▶ [Task]:
Pick out every line that holds the string "this" and copy it.

▶ [Given entries]:
────────────────────

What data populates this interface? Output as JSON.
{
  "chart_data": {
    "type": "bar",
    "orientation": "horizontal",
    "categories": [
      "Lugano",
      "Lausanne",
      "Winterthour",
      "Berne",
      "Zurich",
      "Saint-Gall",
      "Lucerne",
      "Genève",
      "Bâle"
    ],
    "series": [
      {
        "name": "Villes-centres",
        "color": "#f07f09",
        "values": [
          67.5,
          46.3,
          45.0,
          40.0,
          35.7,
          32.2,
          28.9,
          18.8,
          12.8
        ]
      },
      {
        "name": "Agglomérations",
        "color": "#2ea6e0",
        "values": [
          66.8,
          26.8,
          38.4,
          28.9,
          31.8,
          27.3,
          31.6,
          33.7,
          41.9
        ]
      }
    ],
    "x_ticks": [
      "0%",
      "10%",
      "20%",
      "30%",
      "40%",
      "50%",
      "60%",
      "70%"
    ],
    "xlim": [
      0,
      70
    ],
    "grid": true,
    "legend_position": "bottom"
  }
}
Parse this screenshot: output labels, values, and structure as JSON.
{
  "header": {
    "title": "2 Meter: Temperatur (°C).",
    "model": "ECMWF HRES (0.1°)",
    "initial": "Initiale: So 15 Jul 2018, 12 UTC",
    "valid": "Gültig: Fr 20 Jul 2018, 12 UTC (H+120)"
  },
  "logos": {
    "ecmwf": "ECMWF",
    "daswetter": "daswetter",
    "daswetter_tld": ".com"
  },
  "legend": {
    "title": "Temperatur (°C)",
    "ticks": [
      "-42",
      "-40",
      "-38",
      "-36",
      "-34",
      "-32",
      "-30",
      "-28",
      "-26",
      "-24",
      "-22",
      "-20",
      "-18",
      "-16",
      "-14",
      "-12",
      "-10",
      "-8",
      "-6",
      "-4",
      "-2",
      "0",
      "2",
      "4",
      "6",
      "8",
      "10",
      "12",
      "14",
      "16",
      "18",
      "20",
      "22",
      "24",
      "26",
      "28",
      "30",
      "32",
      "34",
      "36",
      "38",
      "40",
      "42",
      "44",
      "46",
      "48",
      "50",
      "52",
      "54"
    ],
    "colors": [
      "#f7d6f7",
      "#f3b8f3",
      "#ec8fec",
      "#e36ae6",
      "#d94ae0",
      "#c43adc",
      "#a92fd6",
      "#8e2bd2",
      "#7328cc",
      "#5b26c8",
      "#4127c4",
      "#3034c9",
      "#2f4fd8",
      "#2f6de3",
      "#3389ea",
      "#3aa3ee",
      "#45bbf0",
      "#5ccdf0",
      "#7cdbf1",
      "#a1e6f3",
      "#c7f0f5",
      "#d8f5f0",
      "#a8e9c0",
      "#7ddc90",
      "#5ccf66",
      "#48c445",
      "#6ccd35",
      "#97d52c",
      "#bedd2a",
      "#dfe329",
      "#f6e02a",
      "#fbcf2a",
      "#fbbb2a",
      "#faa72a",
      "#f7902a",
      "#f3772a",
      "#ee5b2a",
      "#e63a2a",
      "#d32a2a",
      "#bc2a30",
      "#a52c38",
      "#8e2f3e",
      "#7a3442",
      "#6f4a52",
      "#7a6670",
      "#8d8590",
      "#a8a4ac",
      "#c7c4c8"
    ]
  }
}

────────────────────

▶ [Written answer]:
What data populates this interface? Output as JSON.
Parse this screenshot: output labels, values, and structure as JSON.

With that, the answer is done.